----- Records to use

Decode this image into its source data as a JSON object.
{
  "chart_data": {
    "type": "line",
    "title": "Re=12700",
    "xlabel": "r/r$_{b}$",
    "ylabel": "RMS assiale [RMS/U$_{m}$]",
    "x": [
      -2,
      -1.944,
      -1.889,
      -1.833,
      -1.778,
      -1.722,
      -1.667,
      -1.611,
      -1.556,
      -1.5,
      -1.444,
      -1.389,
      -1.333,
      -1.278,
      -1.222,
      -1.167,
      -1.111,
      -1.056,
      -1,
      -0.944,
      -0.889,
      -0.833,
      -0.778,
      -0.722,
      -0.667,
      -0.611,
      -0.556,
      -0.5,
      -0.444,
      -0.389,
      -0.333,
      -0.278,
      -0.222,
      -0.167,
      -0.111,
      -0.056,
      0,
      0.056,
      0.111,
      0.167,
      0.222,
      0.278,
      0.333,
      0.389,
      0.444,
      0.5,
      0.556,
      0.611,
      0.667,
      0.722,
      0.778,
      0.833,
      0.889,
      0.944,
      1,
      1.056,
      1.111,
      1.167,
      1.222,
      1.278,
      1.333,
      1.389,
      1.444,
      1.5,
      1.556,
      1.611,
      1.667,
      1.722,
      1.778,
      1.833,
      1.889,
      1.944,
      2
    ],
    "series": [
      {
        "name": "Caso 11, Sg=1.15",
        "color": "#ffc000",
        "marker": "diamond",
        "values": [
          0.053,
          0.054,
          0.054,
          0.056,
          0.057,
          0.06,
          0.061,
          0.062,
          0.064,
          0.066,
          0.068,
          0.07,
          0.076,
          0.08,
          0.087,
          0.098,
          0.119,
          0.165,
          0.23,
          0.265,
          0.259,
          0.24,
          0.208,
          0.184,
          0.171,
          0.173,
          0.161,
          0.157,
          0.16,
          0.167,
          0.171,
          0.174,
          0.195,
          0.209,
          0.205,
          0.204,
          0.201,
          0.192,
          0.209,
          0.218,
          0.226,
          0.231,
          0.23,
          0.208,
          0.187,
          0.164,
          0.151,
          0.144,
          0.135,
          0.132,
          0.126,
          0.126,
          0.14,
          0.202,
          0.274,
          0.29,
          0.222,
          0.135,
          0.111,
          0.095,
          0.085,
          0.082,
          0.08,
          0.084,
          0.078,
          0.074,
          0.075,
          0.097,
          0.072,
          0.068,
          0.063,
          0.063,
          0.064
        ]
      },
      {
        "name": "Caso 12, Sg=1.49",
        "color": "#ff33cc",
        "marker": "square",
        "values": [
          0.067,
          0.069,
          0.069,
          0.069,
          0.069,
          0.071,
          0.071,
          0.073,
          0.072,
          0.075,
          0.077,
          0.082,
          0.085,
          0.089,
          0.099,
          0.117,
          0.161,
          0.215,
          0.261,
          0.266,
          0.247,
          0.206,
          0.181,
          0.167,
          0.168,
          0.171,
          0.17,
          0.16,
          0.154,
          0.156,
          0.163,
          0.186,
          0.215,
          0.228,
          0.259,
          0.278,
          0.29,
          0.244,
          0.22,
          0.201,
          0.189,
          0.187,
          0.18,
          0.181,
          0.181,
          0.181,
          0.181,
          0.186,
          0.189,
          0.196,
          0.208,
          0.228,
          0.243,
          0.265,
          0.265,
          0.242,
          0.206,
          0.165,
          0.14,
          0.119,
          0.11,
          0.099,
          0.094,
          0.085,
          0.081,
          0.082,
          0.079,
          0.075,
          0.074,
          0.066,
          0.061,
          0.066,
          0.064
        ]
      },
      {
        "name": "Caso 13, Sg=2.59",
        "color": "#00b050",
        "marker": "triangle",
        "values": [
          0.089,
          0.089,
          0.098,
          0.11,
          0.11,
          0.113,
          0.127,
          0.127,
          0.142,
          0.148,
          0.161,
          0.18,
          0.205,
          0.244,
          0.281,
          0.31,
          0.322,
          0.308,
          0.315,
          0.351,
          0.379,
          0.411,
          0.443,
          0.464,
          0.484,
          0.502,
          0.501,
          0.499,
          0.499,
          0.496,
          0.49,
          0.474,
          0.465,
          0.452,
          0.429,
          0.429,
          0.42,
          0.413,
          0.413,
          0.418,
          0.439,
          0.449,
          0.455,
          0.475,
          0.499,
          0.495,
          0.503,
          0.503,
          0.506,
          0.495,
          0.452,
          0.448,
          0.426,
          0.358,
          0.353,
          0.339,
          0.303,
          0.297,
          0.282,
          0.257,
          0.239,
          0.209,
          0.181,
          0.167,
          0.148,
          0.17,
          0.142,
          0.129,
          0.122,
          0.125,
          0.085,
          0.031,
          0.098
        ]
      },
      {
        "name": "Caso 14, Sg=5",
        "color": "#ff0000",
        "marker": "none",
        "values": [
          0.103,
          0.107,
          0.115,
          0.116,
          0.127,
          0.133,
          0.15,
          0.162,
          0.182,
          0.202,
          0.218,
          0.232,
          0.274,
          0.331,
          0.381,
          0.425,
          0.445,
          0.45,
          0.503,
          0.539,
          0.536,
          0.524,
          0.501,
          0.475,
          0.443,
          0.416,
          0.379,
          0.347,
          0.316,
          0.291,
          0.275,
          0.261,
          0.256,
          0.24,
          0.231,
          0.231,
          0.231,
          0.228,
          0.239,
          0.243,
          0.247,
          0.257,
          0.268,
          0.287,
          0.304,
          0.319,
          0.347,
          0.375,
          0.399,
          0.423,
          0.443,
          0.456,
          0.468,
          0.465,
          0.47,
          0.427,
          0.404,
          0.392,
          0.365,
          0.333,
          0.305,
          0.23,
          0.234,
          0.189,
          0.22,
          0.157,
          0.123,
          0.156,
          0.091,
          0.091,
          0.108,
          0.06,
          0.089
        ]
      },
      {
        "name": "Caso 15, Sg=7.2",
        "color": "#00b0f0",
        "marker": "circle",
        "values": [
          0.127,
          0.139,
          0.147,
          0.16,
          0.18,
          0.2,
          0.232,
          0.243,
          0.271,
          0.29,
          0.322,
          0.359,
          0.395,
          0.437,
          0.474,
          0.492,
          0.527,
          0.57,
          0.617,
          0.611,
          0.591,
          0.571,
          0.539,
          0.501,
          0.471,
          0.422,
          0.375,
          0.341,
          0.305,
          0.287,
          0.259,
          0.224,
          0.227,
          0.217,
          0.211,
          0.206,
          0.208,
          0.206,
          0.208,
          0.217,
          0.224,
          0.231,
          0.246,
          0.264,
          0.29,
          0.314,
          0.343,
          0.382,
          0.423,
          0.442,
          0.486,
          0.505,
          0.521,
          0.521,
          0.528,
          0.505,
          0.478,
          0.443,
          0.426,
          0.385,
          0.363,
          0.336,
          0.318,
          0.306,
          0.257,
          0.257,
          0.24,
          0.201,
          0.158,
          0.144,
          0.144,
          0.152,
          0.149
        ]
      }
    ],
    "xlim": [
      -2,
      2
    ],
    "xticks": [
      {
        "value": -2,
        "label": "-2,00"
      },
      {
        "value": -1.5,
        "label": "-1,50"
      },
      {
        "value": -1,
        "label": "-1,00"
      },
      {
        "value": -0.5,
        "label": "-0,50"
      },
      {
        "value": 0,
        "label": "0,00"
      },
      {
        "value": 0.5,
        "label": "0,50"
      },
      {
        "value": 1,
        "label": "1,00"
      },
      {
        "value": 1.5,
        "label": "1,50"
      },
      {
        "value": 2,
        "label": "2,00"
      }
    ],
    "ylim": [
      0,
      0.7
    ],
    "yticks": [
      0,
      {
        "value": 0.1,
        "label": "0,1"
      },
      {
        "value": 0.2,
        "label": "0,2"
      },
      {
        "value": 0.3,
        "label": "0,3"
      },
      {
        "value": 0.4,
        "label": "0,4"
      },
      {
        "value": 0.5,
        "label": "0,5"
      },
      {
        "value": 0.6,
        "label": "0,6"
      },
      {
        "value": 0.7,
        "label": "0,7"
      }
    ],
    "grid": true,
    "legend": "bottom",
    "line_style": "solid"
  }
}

----------

_What to work on_: Collect each line holding the string "name".

_Task solution_:
        "name": "Caso 11, Sg=1.15",
        "name": "Caso 12, Sg=1.49",
        "name": "Caso 13, Sg=2.59",
        "name": "Caso 14, Sg=5",
        "name": "Caso 15, Sg=7.2",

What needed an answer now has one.